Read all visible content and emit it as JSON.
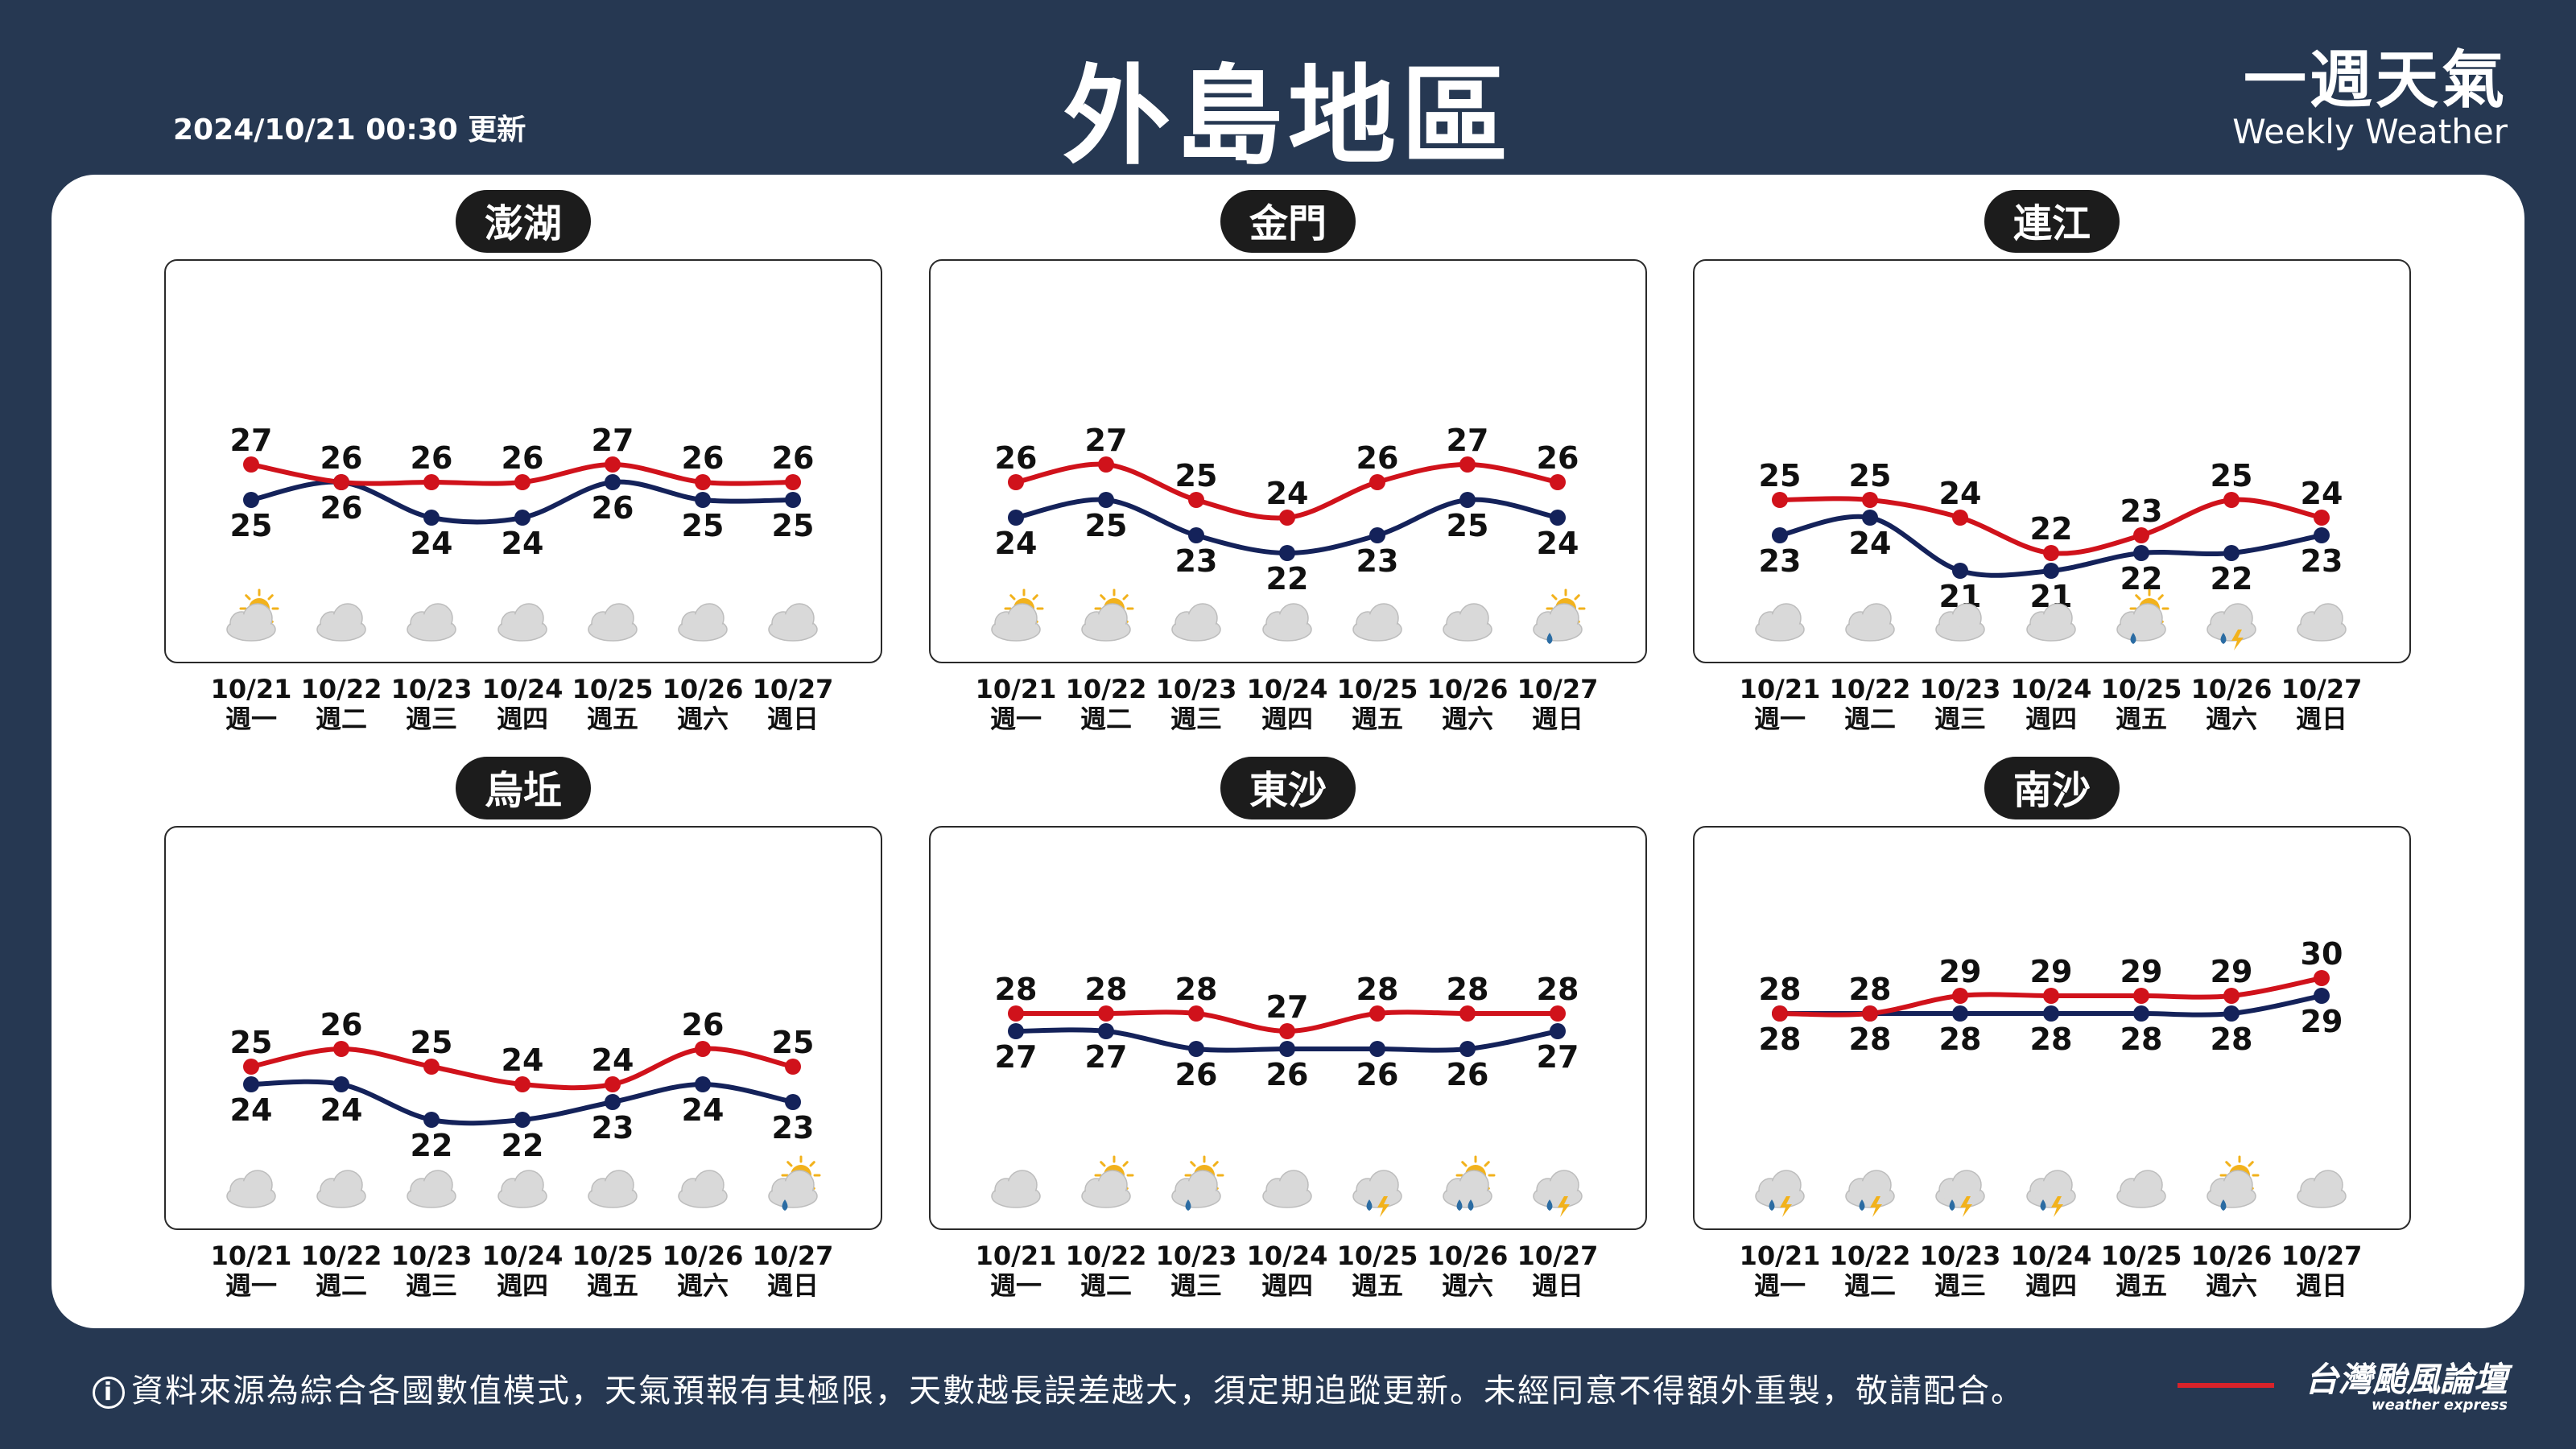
{
  "header": {
    "update_time": "2024/10/21 00:30 更新",
    "title": "外島地區",
    "brand_zh": "一週天氣",
    "brand_en": "Weekly Weather"
  },
  "footer": {
    "info_icon": "info-icon",
    "disclaimer": "資料來源為綜合各國數值模式，天氣預報有其極限，天數越長誤差越大，須定期追蹤更新。未經同意不得額外重製，敬請配合。",
    "logo_zh": "台灣颱風論壇",
    "logo_en": "weather express"
  },
  "colors": {
    "high": "#d0121b",
    "low": "#14225a",
    "sun": "#f2b21c",
    "cloud": "#d9d9d9",
    "rain": "#2b6ca3",
    "bolt": "#f2b21c"
  },
  "chart_data": [
    {
      "type": "line",
      "title": "澎湖",
      "x": [
        "10/21",
        "10/22",
        "10/23",
        "10/24",
        "10/25",
        "10/26",
        "10/27"
      ],
      "weekdays": [
        "週一",
        "週二",
        "週三",
        "週四",
        "週五",
        "週六",
        "週日"
      ],
      "series": [
        {
          "values": [
            27,
            26,
            26,
            26,
            27,
            26,
            26
          ]
        },
        {
          "values": [
            25,
            26,
            24,
            24,
            26,
            25,
            25
          ]
        }
      ],
      "weather": [
        "partly-sunny-icon",
        "cloudy-icon",
        "cloudy-icon",
        "cloudy-icon",
        "cloudy-icon",
        "cloudy-icon",
        "cloudy-icon"
      ]
    },
    {
      "type": "line",
      "title": "金門",
      "x": [
        "10/21",
        "10/22",
        "10/23",
        "10/24",
        "10/25",
        "10/26",
        "10/27"
      ],
      "weekdays": [
        "週一",
        "週二",
        "週三",
        "週四",
        "週五",
        "週六",
        "週日"
      ],
      "series": [
        {
          "values": [
            26,
            27,
            25,
            24,
            26,
            27,
            26
          ]
        },
        {
          "values": [
            24,
            25,
            23,
            22,
            23,
            25,
            24
          ]
        }
      ],
      "weather": [
        "partly-sunny-icon",
        "partly-sunny-icon",
        "cloudy-icon",
        "cloudy-icon",
        "cloudy-icon",
        "cloudy-icon",
        "sun-shower-icon"
      ]
    },
    {
      "type": "line",
      "title": "連江",
      "x": [
        "10/21",
        "10/22",
        "10/23",
        "10/24",
        "10/25",
        "10/26",
        "10/27"
      ],
      "weekdays": [
        "週一",
        "週二",
        "週三",
        "週四",
        "週五",
        "週六",
        "週日"
      ],
      "series": [
        {
          "values": [
            25,
            25,
            24,
            22,
            23,
            25,
            24
          ]
        },
        {
          "values": [
            23,
            24,
            21,
            21,
            22,
            22,
            23
          ]
        }
      ],
      "weather": [
        "cloudy-icon",
        "cloudy-icon",
        "cloudy-icon",
        "cloudy-icon",
        "sun-shower-icon",
        "thunderstorm-icon",
        "cloudy-icon"
      ]
    },
    {
      "type": "line",
      "title": "烏坵",
      "x": [
        "10/21",
        "10/22",
        "10/23",
        "10/24",
        "10/25",
        "10/26",
        "10/27"
      ],
      "weekdays": [
        "週一",
        "週二",
        "週三",
        "週四",
        "週五",
        "週六",
        "週日"
      ],
      "series": [
        {
          "values": [
            25,
            26,
            25,
            24,
            24,
            26,
            25
          ]
        },
        {
          "values": [
            24,
            24,
            22,
            22,
            23,
            24,
            23
          ]
        }
      ],
      "weather": [
        "cloudy-icon",
        "cloudy-icon",
        "cloudy-icon",
        "cloudy-icon",
        "cloudy-icon",
        "cloudy-icon",
        "sun-shower-icon"
      ]
    },
    {
      "type": "line",
      "title": "東沙",
      "x": [
        "10/21",
        "10/22",
        "10/23",
        "10/24",
        "10/25",
        "10/26",
        "10/27"
      ],
      "weekdays": [
        "週一",
        "週二",
        "週三",
        "週四",
        "週五",
        "週六",
        "週日"
      ],
      "series": [
        {
          "values": [
            28,
            28,
            28,
            27,
            28,
            28,
            28
          ]
        },
        {
          "values": [
            27,
            27,
            26,
            26,
            26,
            26,
            27
          ]
        }
      ],
      "weather": [
        "cloudy-icon",
        "partly-sunny-icon",
        "sun-shower-icon",
        "cloudy-icon",
        "thunderstorm-icon",
        "sun-rain-icon",
        "thunderstorm-icon"
      ]
    },
    {
      "type": "line",
      "title": "南沙",
      "x": [
        "10/21",
        "10/22",
        "10/23",
        "10/24",
        "10/25",
        "10/26",
        "10/27"
      ],
      "weekdays": [
        "週一",
        "週二",
        "週三",
        "週四",
        "週五",
        "週六",
        "週日"
      ],
      "series": [
        {
          "values": [
            28,
            28,
            29,
            29,
            29,
            29,
            30
          ]
        },
        {
          "values": [
            28,
            28,
            28,
            28,
            28,
            28,
            29
          ]
        }
      ],
      "weather": [
        "thunderstorm-icon",
        "thunderstorm-icon",
        "thunderstorm-icon",
        "thunderstorm-icon",
        "cloudy-icon",
        "sun-shower-icon",
        "cloudy-icon"
      ]
    }
  ]
}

WHAT YOU ARE ASKED TO DO
Restate every record exactly, please; do not copy the pictures.

TASK SOLUTION
Read all visible content and emit it as JSON.
{
  "header": {
    "update_time": "2024/10/21 00:30 更新",
    "title": "外島地區",
    "brand_zh": "一週天氣",
    "brand_en": "Weekly Weather"
  },
  "footer": {
    "info_icon": "info-icon",
    "disclaimer": "資料來源為綜合各國數值模式，天氣預報有其極限，天數越長誤差越大，須定期追蹤更新。未經同意不得額外重製，敬請配合。",
    "logo_zh": "台灣颱風論壇",
    "logo_en": "weather express"
  },
  "colors": {
    "high": "#d0121b",
    "low": "#14225a",
    "sun": "#f2b21c",
    "cloud": "#d9d9d9",
    "rain": "#2b6ca3",
    "bolt": "#f2b21c"
  },
  "chart_data": [
    {
      "type": "line",
      "title": "澎湖",
      "x": [
        "10/21",
        "10/22",
        "10/23",
        "10/24",
        "10/25",
        "10/26",
        "10/27"
      ],
      "weekdays": [
        "週一",
        "週二",
        "週三",
        "週四",
        "週五",
        "週六",
        "週日"
      ],
      "series": [
        {
          "values": [
            27,
            26,
            26,
            26,
            27,
            26,
            26
          ]
        },
        {
          "values": [
            25,
            26,
            24,
            24,
            26,
            25,
            25
          ]
        }
      ],
      "weather": [
        "partly-sunny-icon",
        "cloudy-icon",
        "cloudy-icon",
        "cloudy-icon",
        "cloudy-icon",
        "cloudy-icon",
        "cloudy-icon"
      ]
    },
    {
      "type": "line",
      "title": "金門",
      "x": [
        "10/21",
        "10/22",
        "10/23",
        "10/24",
        "10/25",
        "10/26",
        "10/27"
      ],
      "weekdays": [
        "週一",
        "週二",
        "週三",
        "週四",
        "週五",
        "週六",
        "週日"
      ],
      "series": [
        {
          "values": [
            26,
            27,
            25,
            24,
            26,
            27,
            26
          ]
        },
        {
          "values": [
            24,
            25,
            23,
            22,
            23,
            25,
            24
          ]
        }
      ],
      "weather": [
        "partly-sunny-icon",
        "partly-sunny-icon",
        "cloudy-icon",
        "cloudy-icon",
        "cloudy-icon",
        "cloudy-icon",
        "sun-shower-icon"
      ]
    },
    {
      "type": "line",
      "title": "連江",
      "x": [
        "10/21",
        "10/22",
        "10/23",
        "10/24",
        "10/25",
        "10/26",
        "10/27"
      ],
      "weekdays": [
        "週一",
        "週二",
        "週三",
        "週四",
        "週五",
        "週六",
        "週日"
      ],
      "series": [
        {
          "values": [
            25,
            25,
            24,
            22,
            23,
            25,
            24
          ]
        },
        {
          "values": [
            23,
            24,
            21,
            21,
            22,
            22,
            23
          ]
        }
      ],
      "weather": [
        "cloudy-icon",
        "cloudy-icon",
        "cloudy-icon",
        "cloudy-icon",
        "sun-shower-icon",
        "thunderstorm-icon",
        "cloudy-icon"
      ]
    },
    {
      "type": "line",
      "title": "烏坵",
      "x": [
        "10/21",
        "10/22",
        "10/23",
        "10/24",
        "10/25",
        "10/26",
        "10/27"
      ],
      "weekdays": [
        "週一",
        "週二",
        "週三",
        "週四",
        "週五",
        "週六",
        "週日"
      ],
      "series": [
        {
          "values": [
            25,
            26,
            25,
            24,
            24,
            26,
            25
          ]
        },
        {
          "values": [
            24,
            24,
            22,
            22,
            23,
            24,
            23
          ]
        }
      ],
      "weather": [
        "cloudy-icon",
        "cloudy-icon",
        "cloudy-icon",
        "cloudy-icon",
        "cloudy-icon",
        "cloudy-icon",
        "sun-shower-icon"
      ]
    },
    {
      "type": "line",
      "title": "東沙",
      "x": [
        "10/21",
        "10/22",
        "10/23",
        "10/24",
        "10/25",
        "10/26",
        "10/27"
      ],
      "weekdays": [
        "週一",
        "週二",
        "週三",
        "週四",
        "週五",
        "週六",
        "週日"
      ],
      "series": [
        {
          "values": [
            28,
            28,
            28,
            27,
            28,
            28,
            28
          ]
        },
        {
          "values": [
            27,
            27,
            26,
            26,
            26,
            26,
            27
          ]
        }
      ],
      "weather": [
        "cloudy-icon",
        "partly-sunny-icon",
        "sun-shower-icon",
        "cloudy-icon",
        "thunderstorm-icon",
        "sun-rain-icon",
        "thunderstorm-icon"
      ]
    },
    {
      "type": "line",
      "title": "南沙",
      "x": [
        "10/21",
        "10/22",
        "10/23",
        "10/24",
        "10/25",
        "10/26",
        "10/27"
      ],
      "weekdays": [
        "週一",
        "週二",
        "週三",
        "週四",
        "週五",
        "週六",
        "週日"
      ],
      "series": [
        {
          "values": [
            28,
            28,
            29,
            29,
            29,
            29,
            30
          ]
        },
        {
          "values": [
            28,
            28,
            28,
            28,
            28,
            28,
            29
          ]
        }
      ],
      "weather": [
        "thunderstorm-icon",
        "thunderstorm-icon",
        "thunderstorm-icon",
        "thunderstorm-icon",
        "cloudy-icon",
        "sun-shower-icon",
        "cloudy-icon"
      ]
    }
  ]
}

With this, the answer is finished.